> _PROVIDED TEXT_:

⟨

When your top typing speed is 50 words per hour, working towards a degree might feel out of reach. Not for Dawn Faizey-Webster. Despite it taking up to three weeks to complete a three-hour exam, she graduated from The Open University with a BA (Hons) in Ancient History and is now studying an MA in History of Art.
The former teacher was left with locked-in-syndrome after a stroke, which left her with complete paralysis of almost every muscle in her body except for her left eye.
Faizey-Webster's only way of communicating with family, friends and the OU is by computer, which she activates using only tiny head movements and blinking. Yet despite these difficult circumstances, she decided to undertake a History degree: “I wanted to prove to myself and to others that it was still me,”
“I chose the OU because they were the first consideration when it came to distance learning. Once I took the first module I found them to be excellent in terms of the teaching materials and the support given.”
Six years later, in 2014, she graduated with a 2:2 in and is now half way through her MA: “I have decided to do an MA because I enjoyed taking my degree and so I didn’t want to stop. Also, I have set myself the ultimate goal of doing a PhD so an MA is the next logical step.”
Whatever your circumstances, whatever your lifestyle, if you have the drive and determination to succeed, The Open University will support you every step of the way.
“My advice to others would be ‘why not?’” says Faizey-Webster. “If it’s something in the back of your mind then give it a go. It’s no good thinking that you can’t do, if you don't try – and that goes for those that consider themselves too old as well.”
We Spoke to Jennie Augustyniak, Senior Student Services Manager at The Open University, to find out more about the services and support available at the OU, to help those with difficult circumstances, like Dawn, to realise their dreams.
How did Dawn initially approach the OU?
Like the majority of OU students, Dawn registered online. As part of this process she told us about her disability and completed a Disability Support Form. This alerted her Student Support Team and Disabled Student Services to her additional needs. By exploring how Dawn’s disability would affect her studying in terms of travel, access to buildings, reading materials, producing written work, taking notes and speaking, the OU could begin to tailor Dawn’s learning experience.

⟩

> _SHORT TASK A_:
From the article about Dawn Faizey-Webster, pull out the stretch from "When your top" through "History of Art.".
> _SHORT TASK B_:
Answer these from the article about Dawn Faizey-Webster:
(i) What degree did she earn from The Open University?
(ii) Which part of her body was not paralyzed?
(iii) What job title does Jennie Augustyniak hold?

> _DATA PROVIDED_:
⟨

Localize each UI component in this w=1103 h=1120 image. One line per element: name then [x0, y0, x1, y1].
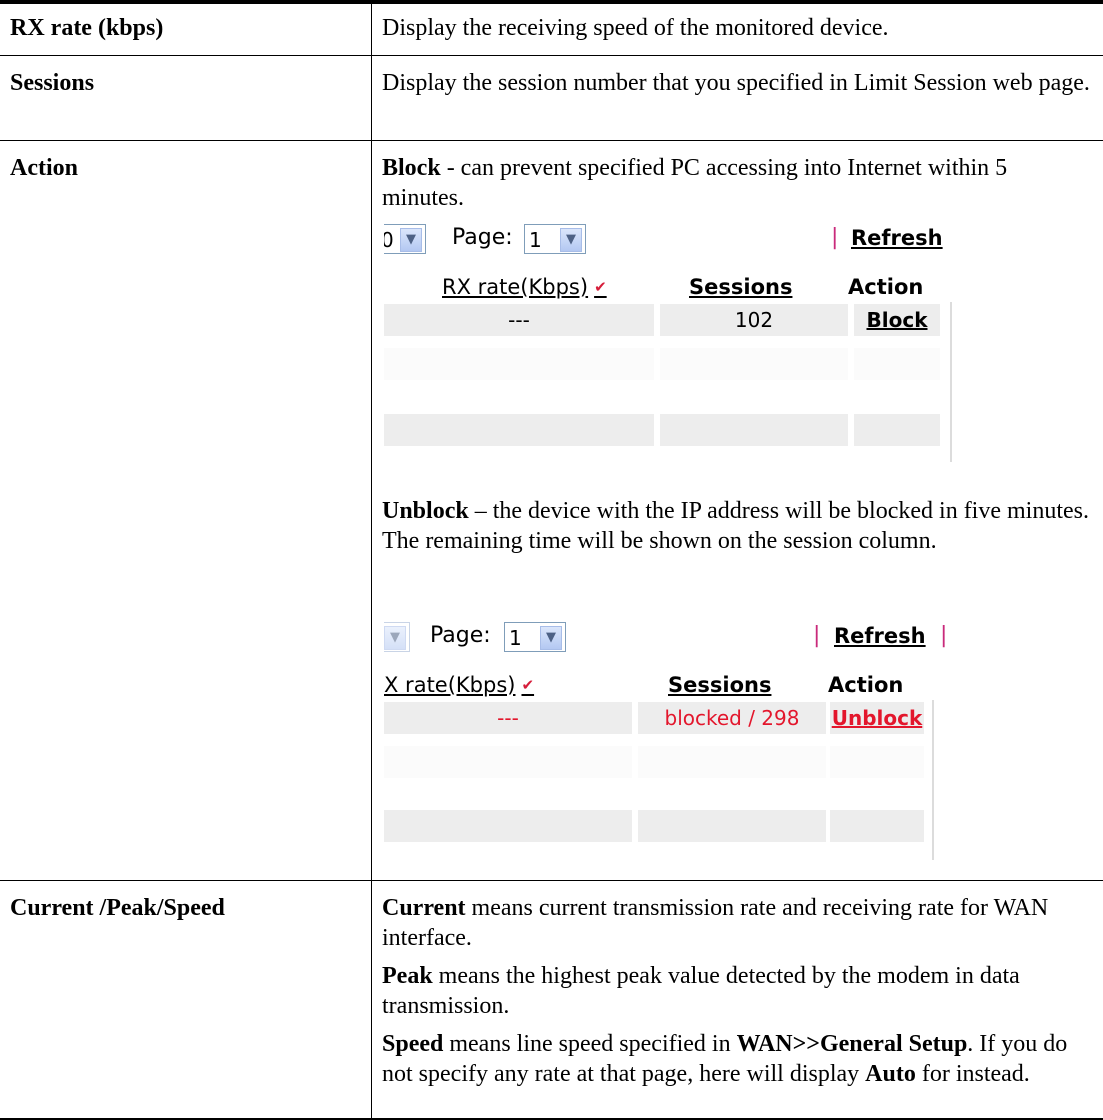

⟩

> _WRITTEN REPLY A_:
When your top typing speed is 50 words per hour, working towards a degree might feel out of reach. Not for Dawn Faizey-Webster. Despite it taking up to three weeks to complete a three-hour exam, she graduated from The Open University with a BA (Hons) in Ancient History and is now studying an MA in History of Art.

> _WRITTEN REPLY B_:
(i) A BA (Hons) in Ancient History
(ii) Her left eye
(iii) Senior Student Services Manager at The Open University